* [Directions for this task] Copy every line from the material below that holds "says".

(Lines of data)
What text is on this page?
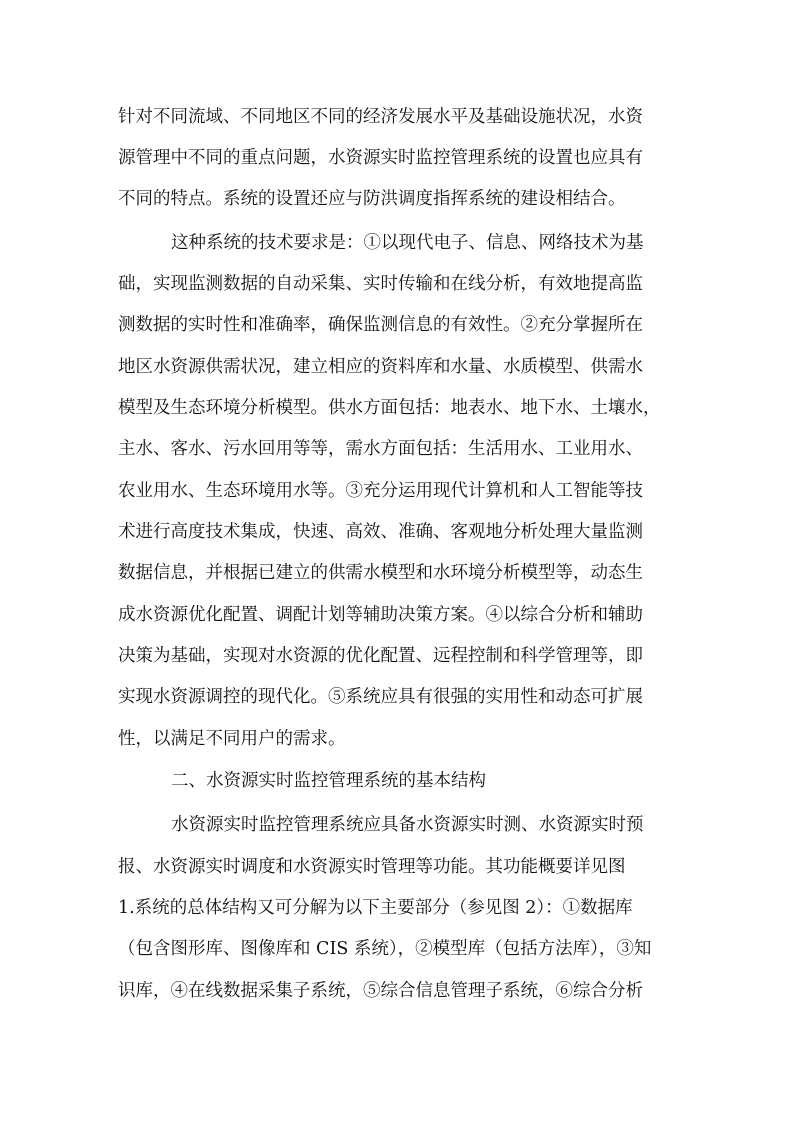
针对不同流域、不同地区不同的经济发展水平及基础设施状况，水资
源管理中不同的重点问题，水资源实时监控管理系统的设置也应具有
不同的特点。系统的设置还应与防洪调度指挥系统的建设相结合。
这种系统的技术要求是：①以现代电子、信息、网络技术为基
础，实现监测数据的自动采集、实时传输和在线分析，有效地提高监
测数据的实时性和准确率，确保监测信息的有效性。②充分掌握所在
地区水资源供需状况，建立相应的资料库和水量、水质模型、供需水
模型及生态环境分析模型。供水方面包括：地表水、地下水、土壤水，
主水、客水、污水回用等等，需水方面包括：生活用水、工业用水、
农业用水、生态环境用水等。③充分运用现代计算机和人工智能等技
术进行高度技术集成，快速、高效、准确、客观地分析处理大量监测
数据信息，并根据已建立的供需水模型和水环境分析模型等，动态生
成水资源优化配置、调配计划等辅助决策方案。④以综合分析和辅助
决策为基础，实现对水资源的优化配置、远程控制和科学管理等，即
实现水资源调控的现代化。⑤系统应具有很强的实用性和动态可扩展
性，以满足不同用户的需求。
二、水资源实时监控管理系统的基本结构
水资源实时监控管理系统应具备水资源实时测、水资源实时预
报、水资源实时调度和水资源实时管理等功能。其功能概要详见图
1.系统的总体结构又可分解为以下主要部分（参见图 2）：①数据库
（包含图形库、图像库和 CIS 系统），②模型库（包括方法库），③知
识库，④在线数据采集子系统，⑤综合信息管理子系统，⑥综合分析
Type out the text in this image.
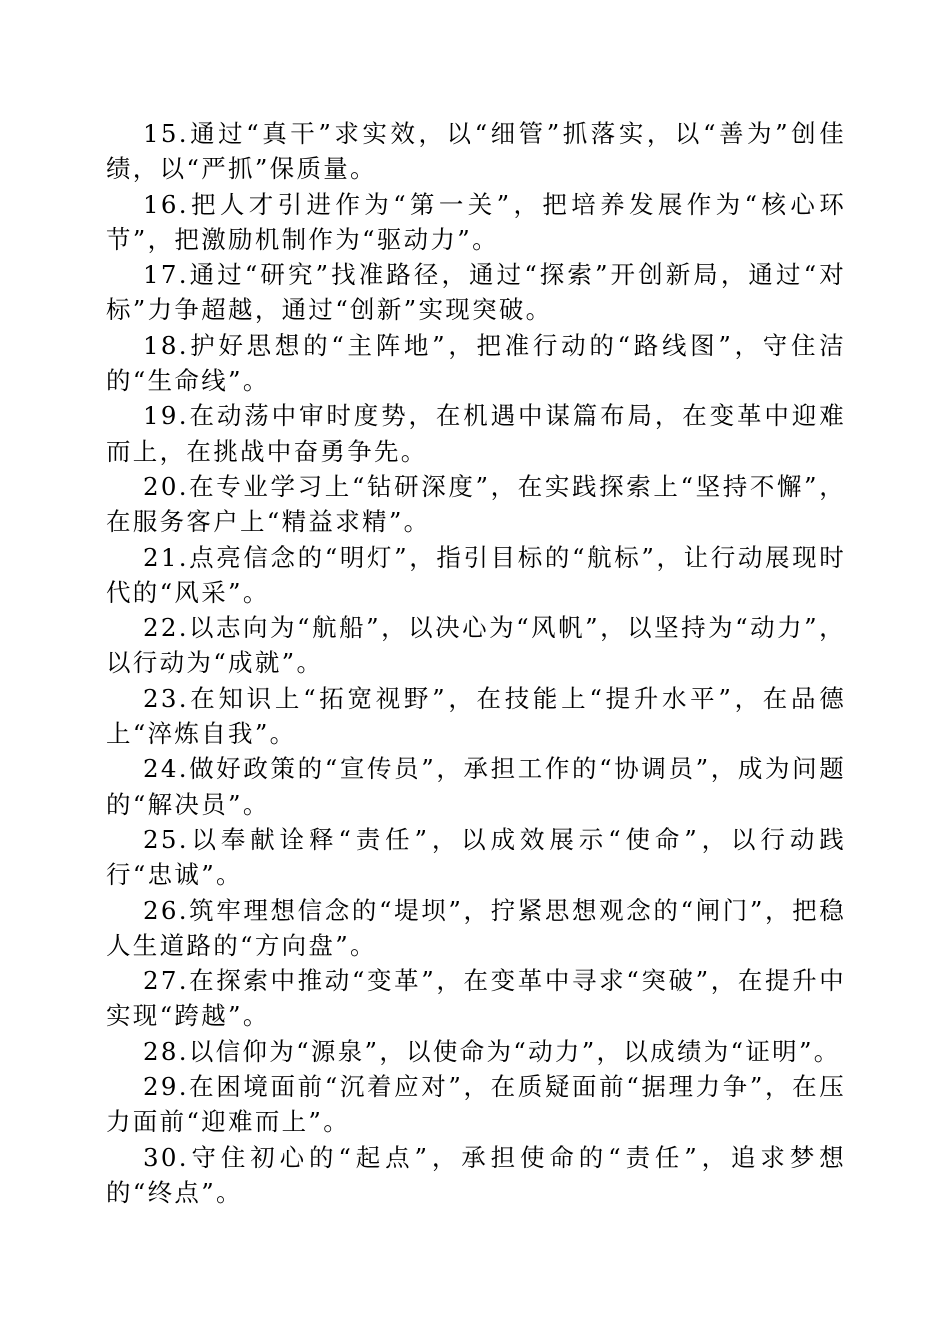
15.通过“真干”求实效，以“细管”抓落实，以“善为”创佳绩，以“严抓”保质量。

16.把人才引进作为“第一关”，把培养发展作为“核心环节”，把激励机制作为“驱动力”。

17.通过“研究”找准路径，通过“探索”开创新局，通过“对标”力争超越，通过“创新”实现突破。

18.护好思想的“主阵地”，把准行动的“路线图”，守住洁的“生命线”。

19.在动荡中审时度势，在机遇中谋篇布局，在变革中迎难而上，在挑战中奋勇争先。

20.在专业学习上“钻研深度”，在实践探索上“坚持不懈”，在服务客户上“精益求精”。

21.点亮信念的“明灯”，指引目标的“航标”，让行动展现时代的“风采”。

22.以志向为“航船”，以决心为“风帆”，以坚持为“动力”，以行动为“成就”。

23.在知识上“拓宽视野”，在技能上“提升水平”，在品德上“淬炼自我”。

24.做好政策的“宣传员”，承担工作的“协调员”，成为问题的“解决员”。

25.以奉献诠释“责任”，以成效展示“使命”，以行动践行“忠诚”。

26.筑牢理想信念的“堤坝”，拧紧思想观念的“闸门”，把稳人生道路的“方向盘”。

27.在探索中推动“变革”，在变革中寻求“突破”，在提升中实现“跨越”。

28.以信仰为“源泉”，以使命为“动力”，以成绩为“证明”。

29.在困境面前“沉着应对”，在质疑面前“据理力争”，在压力面前“迎难而上”。

30.守住初心的“起点”，承担使命的“责任”，追求梦想的“终点”。
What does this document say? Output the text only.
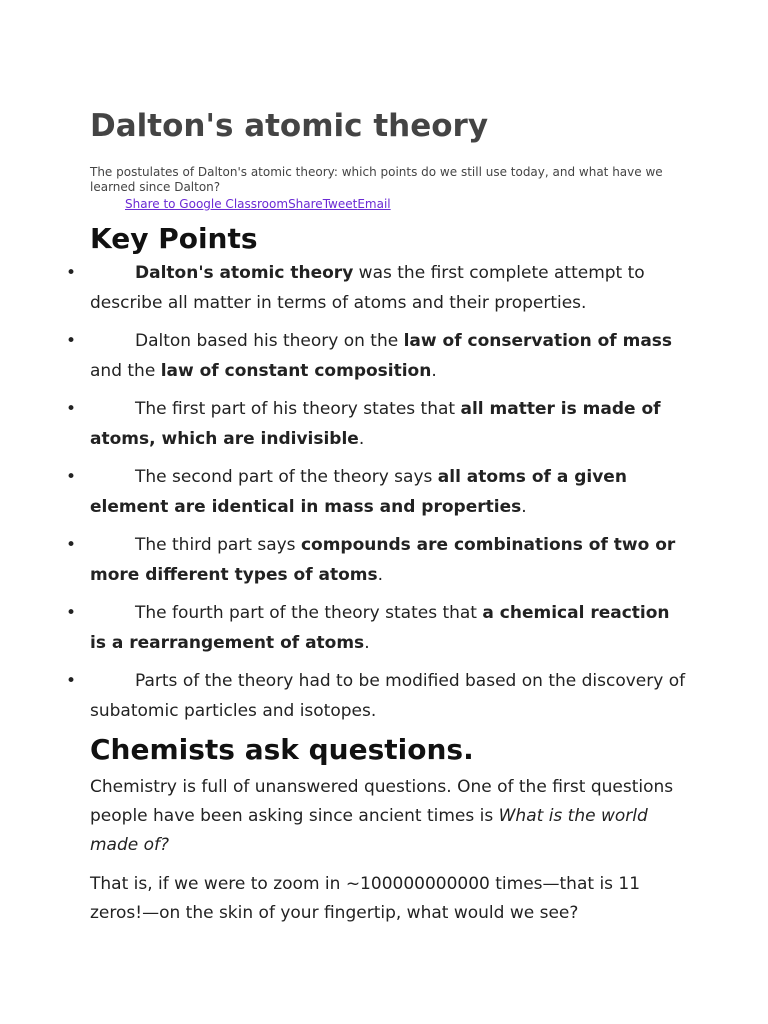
Dalton's atomic theory

The postulates of Dalton's atomic theory: which points do we still use today, and what have we learned since Dalton?

Share to Google ClassroomShareTweetEmail
Key Points
•	Dalton's atomic theory was the first complete attempt to describe all matter in terms of atoms and their properties.
•	Dalton based his theory on the law of conservation of mass and the law of constant composition.
•	The first part of his theory states that all matter is made of atoms, which are indivisible.
•	The second part of the theory says all atoms of a given element are identical in mass and properties.
•	The third part says compounds are combinations of two or more different types of atoms.
•	The fourth part of the theory states that a chemical reaction is a rearrangement of atoms.
•	Parts of the theory had to be modified based on the discovery of subatomic particles and isotopes.
Chemists ask questions.

Chemistry is full of unanswered questions. One of the first questions people have been asking since ancient times is What is the world made of?

That is, if we were to zoom in ~100000000000 times—that is 11 zeros!—on the skin of your fingertip, what would we see?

* [Answer for the task]
•	The second part of the theory says all atoms of a given element are identical in mass and properties.
•	The third part says compounds are combinations of two or more different types of atoms.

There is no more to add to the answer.